Dataset items:
---------------
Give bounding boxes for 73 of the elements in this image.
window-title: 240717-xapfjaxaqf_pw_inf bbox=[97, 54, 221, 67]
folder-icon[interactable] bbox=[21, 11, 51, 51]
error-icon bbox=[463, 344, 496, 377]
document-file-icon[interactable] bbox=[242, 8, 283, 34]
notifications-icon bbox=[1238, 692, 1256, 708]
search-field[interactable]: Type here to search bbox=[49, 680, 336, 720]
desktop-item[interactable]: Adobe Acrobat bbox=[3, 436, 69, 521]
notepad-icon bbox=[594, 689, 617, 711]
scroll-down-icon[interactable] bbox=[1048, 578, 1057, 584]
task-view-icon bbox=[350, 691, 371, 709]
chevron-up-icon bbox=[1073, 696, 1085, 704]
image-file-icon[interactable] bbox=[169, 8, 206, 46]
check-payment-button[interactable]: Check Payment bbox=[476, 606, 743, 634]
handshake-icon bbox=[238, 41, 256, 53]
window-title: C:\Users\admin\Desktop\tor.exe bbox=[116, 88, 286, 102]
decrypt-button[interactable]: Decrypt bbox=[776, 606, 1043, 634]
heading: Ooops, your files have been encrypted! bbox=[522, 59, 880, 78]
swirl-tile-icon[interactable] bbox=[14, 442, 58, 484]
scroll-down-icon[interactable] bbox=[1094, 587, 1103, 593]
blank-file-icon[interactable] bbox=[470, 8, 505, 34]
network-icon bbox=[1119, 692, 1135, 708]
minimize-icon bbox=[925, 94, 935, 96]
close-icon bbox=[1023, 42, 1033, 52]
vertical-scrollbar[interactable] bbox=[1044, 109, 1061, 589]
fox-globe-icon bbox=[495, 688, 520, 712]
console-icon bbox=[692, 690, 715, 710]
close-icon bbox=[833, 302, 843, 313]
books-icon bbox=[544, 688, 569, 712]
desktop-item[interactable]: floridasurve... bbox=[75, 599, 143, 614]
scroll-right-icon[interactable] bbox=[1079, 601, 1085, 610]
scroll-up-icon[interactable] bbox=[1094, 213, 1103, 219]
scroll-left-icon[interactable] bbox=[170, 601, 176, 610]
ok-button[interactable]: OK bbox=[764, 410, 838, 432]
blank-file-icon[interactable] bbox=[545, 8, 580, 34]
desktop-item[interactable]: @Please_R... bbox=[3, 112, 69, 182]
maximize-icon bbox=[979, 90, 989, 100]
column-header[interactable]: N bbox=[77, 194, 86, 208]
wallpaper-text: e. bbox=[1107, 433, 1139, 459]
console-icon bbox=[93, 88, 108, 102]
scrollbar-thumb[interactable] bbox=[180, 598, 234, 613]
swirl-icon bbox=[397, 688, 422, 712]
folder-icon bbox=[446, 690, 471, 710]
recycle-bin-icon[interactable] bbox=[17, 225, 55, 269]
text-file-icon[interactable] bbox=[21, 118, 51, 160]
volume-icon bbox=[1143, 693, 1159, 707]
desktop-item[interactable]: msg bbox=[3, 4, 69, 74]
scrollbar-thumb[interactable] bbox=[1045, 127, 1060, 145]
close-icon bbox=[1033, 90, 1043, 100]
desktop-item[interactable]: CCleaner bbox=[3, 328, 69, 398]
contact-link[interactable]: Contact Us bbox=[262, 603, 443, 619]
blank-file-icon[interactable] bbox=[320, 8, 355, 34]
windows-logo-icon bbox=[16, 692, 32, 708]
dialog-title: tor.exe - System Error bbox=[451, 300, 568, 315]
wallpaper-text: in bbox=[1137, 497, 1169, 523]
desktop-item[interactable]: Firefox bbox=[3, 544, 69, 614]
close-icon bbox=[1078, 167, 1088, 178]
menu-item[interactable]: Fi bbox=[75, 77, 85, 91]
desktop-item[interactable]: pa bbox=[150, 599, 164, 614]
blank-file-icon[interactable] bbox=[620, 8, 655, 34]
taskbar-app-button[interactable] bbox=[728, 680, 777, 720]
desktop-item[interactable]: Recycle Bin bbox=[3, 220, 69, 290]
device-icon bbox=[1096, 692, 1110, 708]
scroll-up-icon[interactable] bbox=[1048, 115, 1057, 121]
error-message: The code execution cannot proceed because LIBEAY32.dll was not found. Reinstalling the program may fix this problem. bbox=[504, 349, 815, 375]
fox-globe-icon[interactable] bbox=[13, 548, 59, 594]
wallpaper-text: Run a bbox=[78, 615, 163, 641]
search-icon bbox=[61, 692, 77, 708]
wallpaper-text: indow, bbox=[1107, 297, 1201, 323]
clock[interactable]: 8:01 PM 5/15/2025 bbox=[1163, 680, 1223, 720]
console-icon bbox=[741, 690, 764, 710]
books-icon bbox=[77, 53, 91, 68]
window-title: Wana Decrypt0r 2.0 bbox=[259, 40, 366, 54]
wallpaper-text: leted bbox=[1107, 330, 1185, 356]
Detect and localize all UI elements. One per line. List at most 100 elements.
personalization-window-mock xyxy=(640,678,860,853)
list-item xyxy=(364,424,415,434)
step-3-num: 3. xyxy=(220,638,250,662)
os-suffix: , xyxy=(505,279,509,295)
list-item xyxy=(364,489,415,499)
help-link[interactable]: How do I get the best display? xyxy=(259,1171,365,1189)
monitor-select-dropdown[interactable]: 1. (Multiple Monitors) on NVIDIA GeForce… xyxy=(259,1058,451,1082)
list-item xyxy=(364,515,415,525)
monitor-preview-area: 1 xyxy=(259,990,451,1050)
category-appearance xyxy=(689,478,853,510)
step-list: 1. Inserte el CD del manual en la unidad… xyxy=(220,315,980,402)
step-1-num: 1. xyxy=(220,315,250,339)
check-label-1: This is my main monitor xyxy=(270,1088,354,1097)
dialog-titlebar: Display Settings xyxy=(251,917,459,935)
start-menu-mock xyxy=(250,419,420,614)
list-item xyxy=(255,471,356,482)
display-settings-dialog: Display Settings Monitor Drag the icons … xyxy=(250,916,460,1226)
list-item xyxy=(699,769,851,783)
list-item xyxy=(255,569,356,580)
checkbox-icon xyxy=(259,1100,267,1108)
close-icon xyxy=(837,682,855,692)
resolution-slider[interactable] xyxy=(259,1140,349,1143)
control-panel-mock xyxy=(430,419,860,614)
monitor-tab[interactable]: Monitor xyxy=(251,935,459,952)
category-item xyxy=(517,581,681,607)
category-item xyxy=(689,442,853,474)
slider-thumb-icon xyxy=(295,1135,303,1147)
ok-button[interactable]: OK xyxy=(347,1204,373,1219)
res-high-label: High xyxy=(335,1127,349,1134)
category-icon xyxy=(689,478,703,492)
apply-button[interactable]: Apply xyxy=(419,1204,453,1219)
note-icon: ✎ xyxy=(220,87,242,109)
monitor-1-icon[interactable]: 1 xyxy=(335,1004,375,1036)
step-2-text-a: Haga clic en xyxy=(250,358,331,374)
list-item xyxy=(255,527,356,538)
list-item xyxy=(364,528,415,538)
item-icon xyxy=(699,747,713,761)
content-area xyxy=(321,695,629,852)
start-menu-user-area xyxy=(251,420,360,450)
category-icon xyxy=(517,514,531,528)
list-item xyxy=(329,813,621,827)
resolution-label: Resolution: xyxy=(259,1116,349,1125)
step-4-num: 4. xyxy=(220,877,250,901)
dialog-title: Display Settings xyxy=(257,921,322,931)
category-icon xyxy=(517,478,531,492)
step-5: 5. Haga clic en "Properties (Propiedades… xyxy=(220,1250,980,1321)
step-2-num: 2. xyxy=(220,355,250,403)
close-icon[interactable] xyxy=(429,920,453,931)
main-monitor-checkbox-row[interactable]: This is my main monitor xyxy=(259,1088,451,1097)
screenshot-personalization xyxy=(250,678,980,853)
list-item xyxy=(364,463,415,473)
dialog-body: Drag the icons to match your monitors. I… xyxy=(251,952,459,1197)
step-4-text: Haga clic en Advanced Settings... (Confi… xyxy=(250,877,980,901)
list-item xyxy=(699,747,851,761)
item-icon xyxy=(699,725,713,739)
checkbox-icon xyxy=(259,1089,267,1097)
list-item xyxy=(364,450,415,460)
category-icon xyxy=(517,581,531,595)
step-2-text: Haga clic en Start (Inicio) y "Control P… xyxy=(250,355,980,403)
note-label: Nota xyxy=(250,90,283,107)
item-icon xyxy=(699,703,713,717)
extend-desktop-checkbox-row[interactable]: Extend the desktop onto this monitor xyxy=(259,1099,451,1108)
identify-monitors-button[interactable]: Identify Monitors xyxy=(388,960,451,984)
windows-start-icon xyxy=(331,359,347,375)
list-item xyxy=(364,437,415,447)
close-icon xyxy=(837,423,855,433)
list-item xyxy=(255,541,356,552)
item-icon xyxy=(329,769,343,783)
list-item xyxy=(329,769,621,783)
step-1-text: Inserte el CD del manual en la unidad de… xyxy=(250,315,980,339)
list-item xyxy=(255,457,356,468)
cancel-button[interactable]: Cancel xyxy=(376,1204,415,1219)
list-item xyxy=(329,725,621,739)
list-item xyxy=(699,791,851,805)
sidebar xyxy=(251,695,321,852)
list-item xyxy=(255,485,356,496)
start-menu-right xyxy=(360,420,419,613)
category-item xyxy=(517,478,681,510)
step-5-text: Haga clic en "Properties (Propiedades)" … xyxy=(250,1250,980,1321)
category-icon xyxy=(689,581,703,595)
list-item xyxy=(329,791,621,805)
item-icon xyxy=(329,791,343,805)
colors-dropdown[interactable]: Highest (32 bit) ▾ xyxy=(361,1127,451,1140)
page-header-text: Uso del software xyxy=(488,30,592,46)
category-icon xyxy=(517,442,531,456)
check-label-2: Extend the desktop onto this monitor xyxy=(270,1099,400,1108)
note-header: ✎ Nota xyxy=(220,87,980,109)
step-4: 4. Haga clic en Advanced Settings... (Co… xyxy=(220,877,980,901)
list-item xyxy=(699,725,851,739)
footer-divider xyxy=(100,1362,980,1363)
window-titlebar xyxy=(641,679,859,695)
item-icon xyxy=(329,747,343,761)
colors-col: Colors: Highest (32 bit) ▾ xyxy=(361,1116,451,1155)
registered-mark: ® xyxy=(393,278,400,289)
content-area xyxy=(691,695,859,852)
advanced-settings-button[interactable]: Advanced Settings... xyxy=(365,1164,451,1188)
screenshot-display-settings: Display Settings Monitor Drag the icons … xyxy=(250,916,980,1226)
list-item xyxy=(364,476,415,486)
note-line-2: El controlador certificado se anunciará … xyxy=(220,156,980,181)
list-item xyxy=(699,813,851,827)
---------------
Reproduce verbatim everything from the start of the dataset items down to the line containing "chevron-up-icon bbox=[1073, 696, 1085, 704]", with both of those lines included.

Give bounding boxes for 73 of the elements in this image.
window-title: 240717-xapfjaxaqf_pw_inf bbox=[97, 54, 221, 67]
folder-icon[interactable] bbox=[21, 11, 51, 51]
error-icon bbox=[463, 344, 496, 377]
document-file-icon[interactable] bbox=[242, 8, 283, 34]
notifications-icon bbox=[1238, 692, 1256, 708]
search-field[interactable]: Type here to search bbox=[49, 680, 336, 720]
desktop-item[interactable]: Adobe Acrobat bbox=[3, 436, 69, 521]
notepad-icon bbox=[594, 689, 617, 711]
scroll-down-icon[interactable] bbox=[1048, 578, 1057, 584]
task-view-icon bbox=[350, 691, 371, 709]
chevron-up-icon bbox=[1073, 696, 1085, 704]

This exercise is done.